### Material provided
============================================================

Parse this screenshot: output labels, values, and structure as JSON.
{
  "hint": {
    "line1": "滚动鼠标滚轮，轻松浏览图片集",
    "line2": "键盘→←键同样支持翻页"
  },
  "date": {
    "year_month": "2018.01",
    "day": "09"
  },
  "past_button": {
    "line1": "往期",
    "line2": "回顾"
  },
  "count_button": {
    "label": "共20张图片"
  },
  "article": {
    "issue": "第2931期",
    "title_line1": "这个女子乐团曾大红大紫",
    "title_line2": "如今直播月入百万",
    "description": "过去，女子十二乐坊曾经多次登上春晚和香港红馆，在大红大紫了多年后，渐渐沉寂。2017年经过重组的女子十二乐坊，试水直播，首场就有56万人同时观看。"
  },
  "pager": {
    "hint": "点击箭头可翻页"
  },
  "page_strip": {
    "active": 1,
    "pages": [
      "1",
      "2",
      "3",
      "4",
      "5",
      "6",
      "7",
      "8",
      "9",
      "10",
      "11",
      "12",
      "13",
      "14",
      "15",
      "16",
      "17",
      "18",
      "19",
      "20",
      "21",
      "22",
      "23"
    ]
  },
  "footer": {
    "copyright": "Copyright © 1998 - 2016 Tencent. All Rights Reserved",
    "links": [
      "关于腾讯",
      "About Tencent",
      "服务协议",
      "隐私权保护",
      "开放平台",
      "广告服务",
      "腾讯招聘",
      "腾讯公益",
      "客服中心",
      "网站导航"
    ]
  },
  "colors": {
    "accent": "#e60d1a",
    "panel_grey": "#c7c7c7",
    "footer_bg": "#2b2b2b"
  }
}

============================================================

### Exercise requirements
Collect each line holding the string "Tencent".

### Output below
    "copyright": "Copyright © 1998 - 2016 Tencent. All Rights Reserved",
      "About Tencent",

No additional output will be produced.